#### [To be done]
Pick out every line holding the string "this" and copy it.

Dataset records
==*==

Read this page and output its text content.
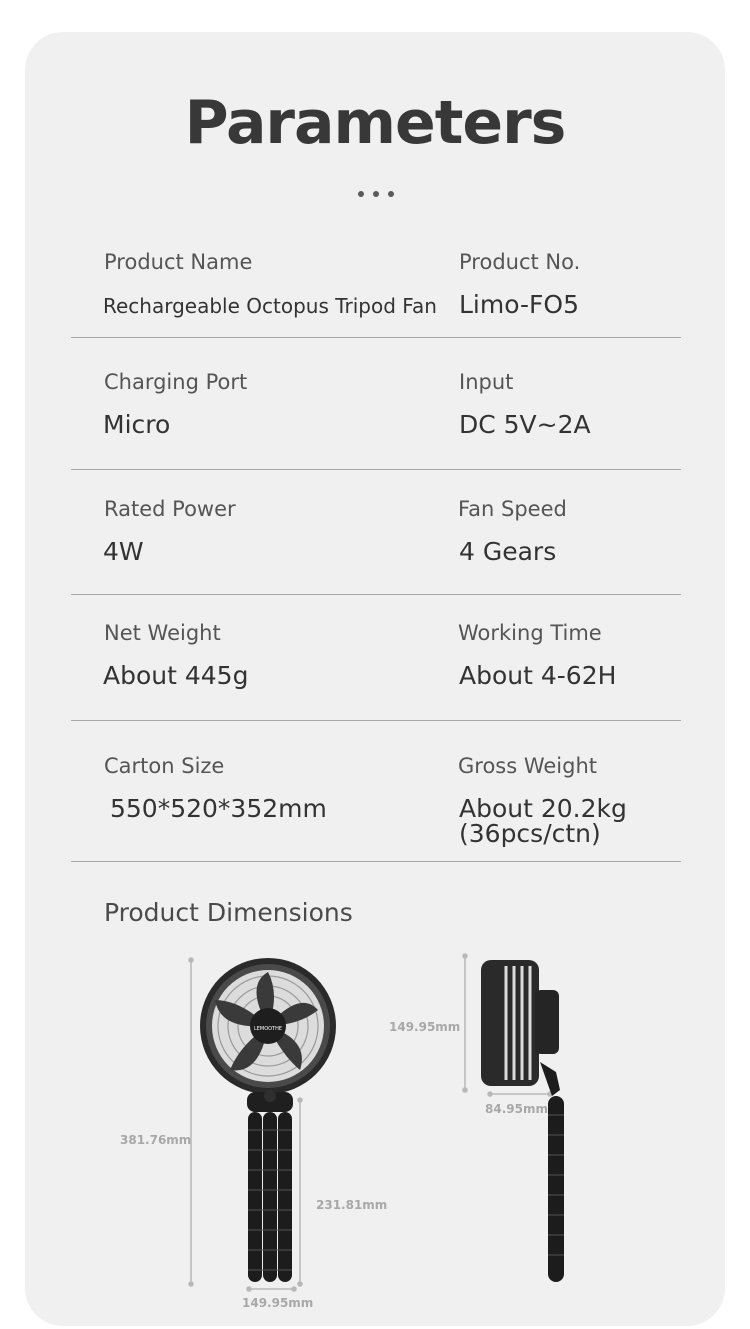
Parameters
Product Name
Rechargeable Octopus Tripod Fan
Product No.
Limo-FO5
Charging Port
Micro
Input
DC 5V~2A
Rated Power
4W
Fan Speed
4 Gears
Net Weight
About 445g
Working Time
About 4-62H
Carton Size
550*520*352mm
Gross Weight
About 20.2kg
(36pcs/ctn)
Product Dimensions
LEMOOTHE
381.76mm
231.81mm
149.95mm
149.95mm
84.95mm
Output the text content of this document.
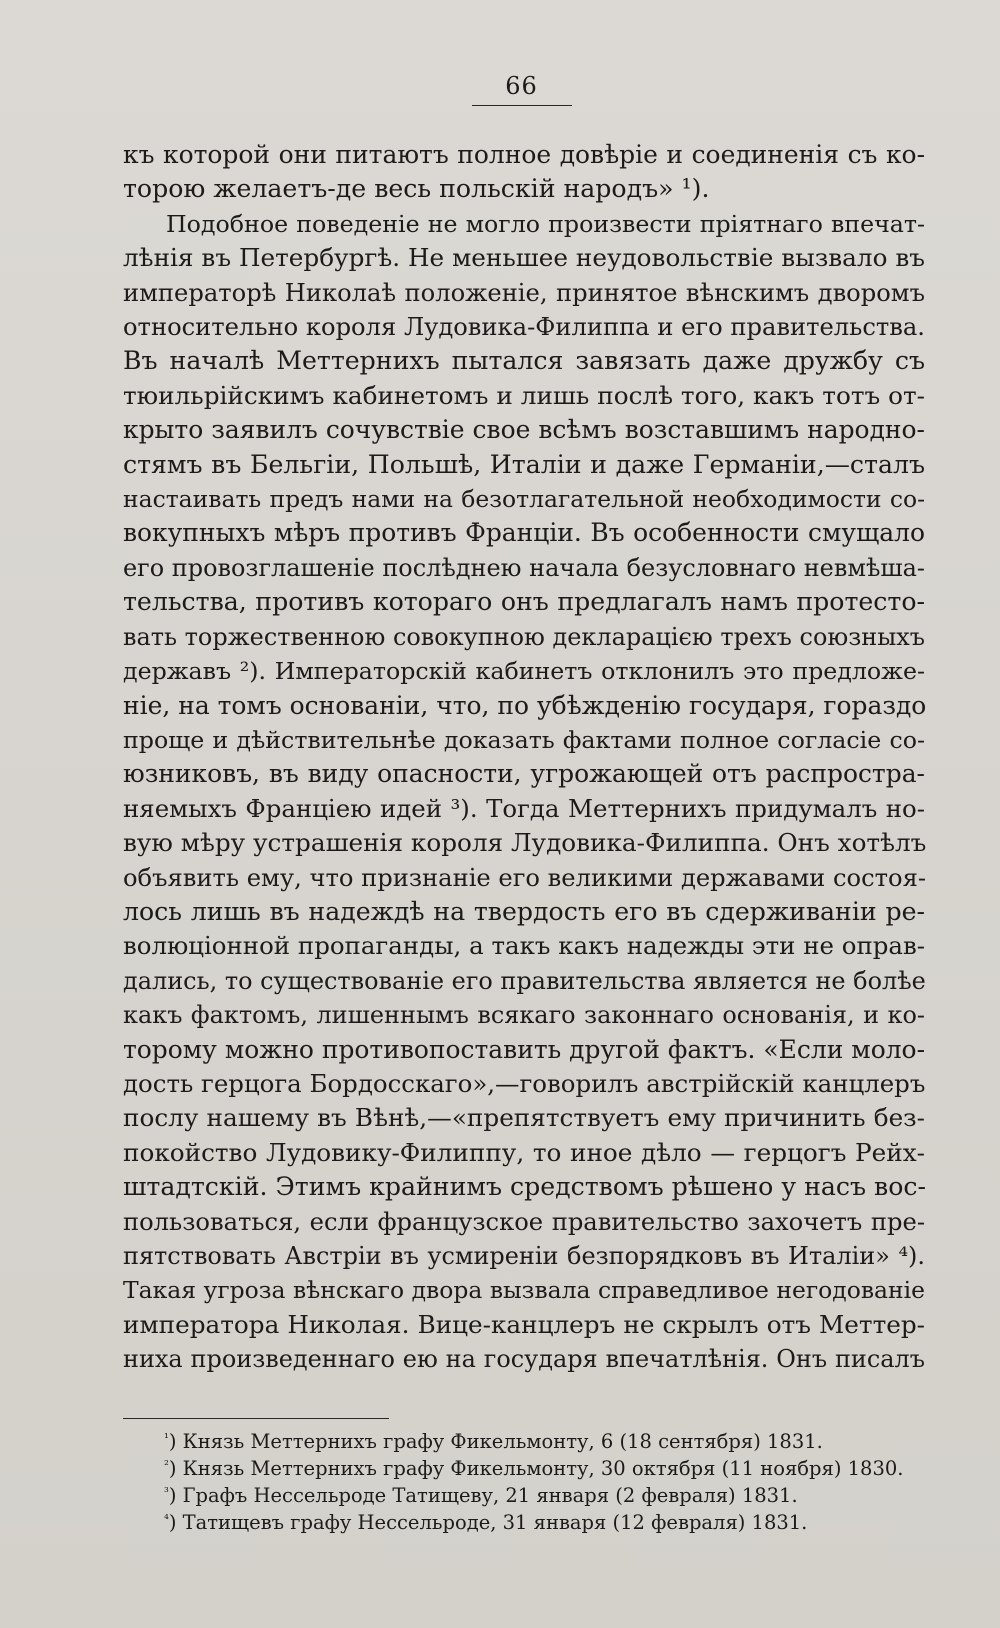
66
къ которой они питаютъ полное довѣріе и соединенія съ ко-
торою желаетъ-де весь польскій народъ» ¹).
Подобное поведеніе не могло произвести пріятнаго впечат-
лѣнія въ Петербургѣ. Не меньшее неудовольствіе вызвало въ
императорѣ Николаѣ положеніе, принятое вѣнскимъ дворомъ
относительно короля Лудовика-Филиппа и его правительства.
Въ началѣ Меттернихъ пытался завязать даже дружбу съ
тюильрійскимъ кабинетомъ и лишь послѣ того, какъ тотъ от-
крыто заявилъ сочувствіе свое всѣмъ возставшимъ народно-
стямъ въ Бельгіи, Польшѣ, Италіи и даже Германіи,—сталъ
настаивать предъ нами на безотлагательной необходимости со-
вокупныхъ мѣръ противъ Франціи. Въ особенности смущало
его провозглашеніе послѣднею начала безусловнаго невмѣша-
тельства, противъ котораго онъ предлагалъ намъ протесто-
вать торжественною совокупною декларацією трехъ союзныхъ
державъ ²). Императорскій кабинетъ отклонилъ это предложе-
ніе, на томъ основаніи, что, по убѣжденію государя, гораздо
проще и дѣйствительнѣе доказать фактами полное согласіе со-
юзниковъ, въ виду опасности, угрожающей отъ распростра-
няемыхъ Франціею идей ³). Тогда Меттернихъ придумалъ но-
вую мѣру устрашенія короля Лудовика-Филиппа. Онъ хотѣлъ
объявить ему, что признаніе его великими державами состоя-
лось лишь въ надеждѣ на твердость его въ сдерживаніи ре-
волюціонной пропаганды, а такъ какъ надежды эти не оправ-
дались, то существованіе его правительства является не болѣе
какъ фактомъ, лишеннымъ всякаго законнаго основанія, и ко-
торому можно противопоставить другой фактъ. «Если моло-
дость герцога Бордосскаго»,—говорилъ австрійскій канцлеръ
послу нашему въ Вѣнѣ,—«препятствуетъ ему причинить без-
покойство Лудовику-Филиппу, то иное дѣло — герцогъ Рейх-
штадтскій. Этимъ крайнимъ средствомъ рѣшено у насъ вос-
пользоваться, если французское правительство захочетъ пре-
пятствовать Австріи въ усмиреніи безпорядковъ въ Италіи» ⁴).
Такая угроза вѣнскаго двора вызвала справедливое негодованіе
императора Николая. Вице-канцлеръ не скрылъ отъ Меттер-
ниха произведеннаго ею на государя впечатлѣнія. Онъ писалъ
$^{^1}$) Князь Меттернихъ графу Фикельмонту, 6 (18 сентября) 1831.
$^{^2}$) Князь Меттернихъ графу Фикельмонту, 30 октября (11 ноября) 1830.
$^{^3}$) Графъ Нессельроде Татищеву, 21 января (2 февраля) 1831.
$^{^4}$) Татищевъ графу Нессельроде, 31 января (12 февраля) 1831.
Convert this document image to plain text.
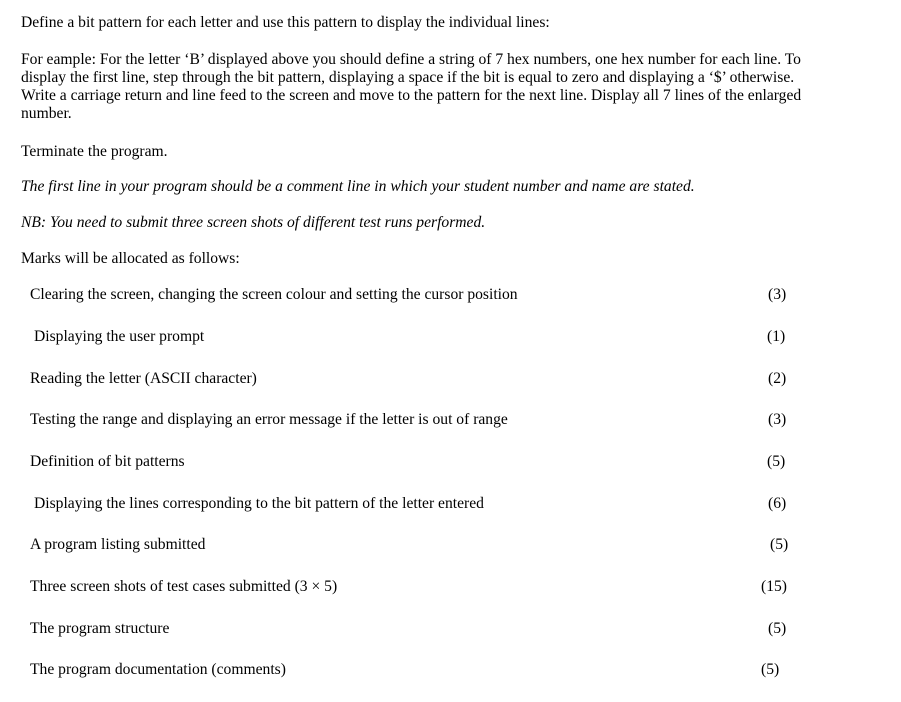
Define a bit pattern for each letter and use this pattern to display the individual lines:

For eample: For the letter ‘B’ displayed above you should define a string of 7 hex numbers, one hex number for each line. To display the first line, step through the bit pattern, displaying a space if the bit is equal to zero and displaying a ‘$’ otherwise. Write a carriage return and line feed to the screen and move to the pattern for the next line. Display all 7 lines of the enlarged number.

Terminate the program.

The first line in your program should be a comment line in which your student number and name are stated.

NB: You need to submit three screen shots of different test runs performed.

Marks will be allocated as follows:

Clearing the screen, changing the screen colour and setting the cursor position	(3)
Displaying the user prompt	(1)
Reading the letter (ASCII character)	(2)
Testing the range and displaying an error message if the letter is out of range	(3)
Definition of bit patterns	(5)
Displaying the lines corresponding to the bit pattern of the letter entered	(6)
A program listing submitted	(5)
Three screen shots of test cases submitted (3 × 5)	(15)
The program structure	(5)
The program documentation (comments)	(5)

==*==

#### [Full solution]
Read this page and output its text content.
Output the text content of this document.
Convert this document image to plain text.
Define a bit pattern for each letter and use this pattern to display the individual lines:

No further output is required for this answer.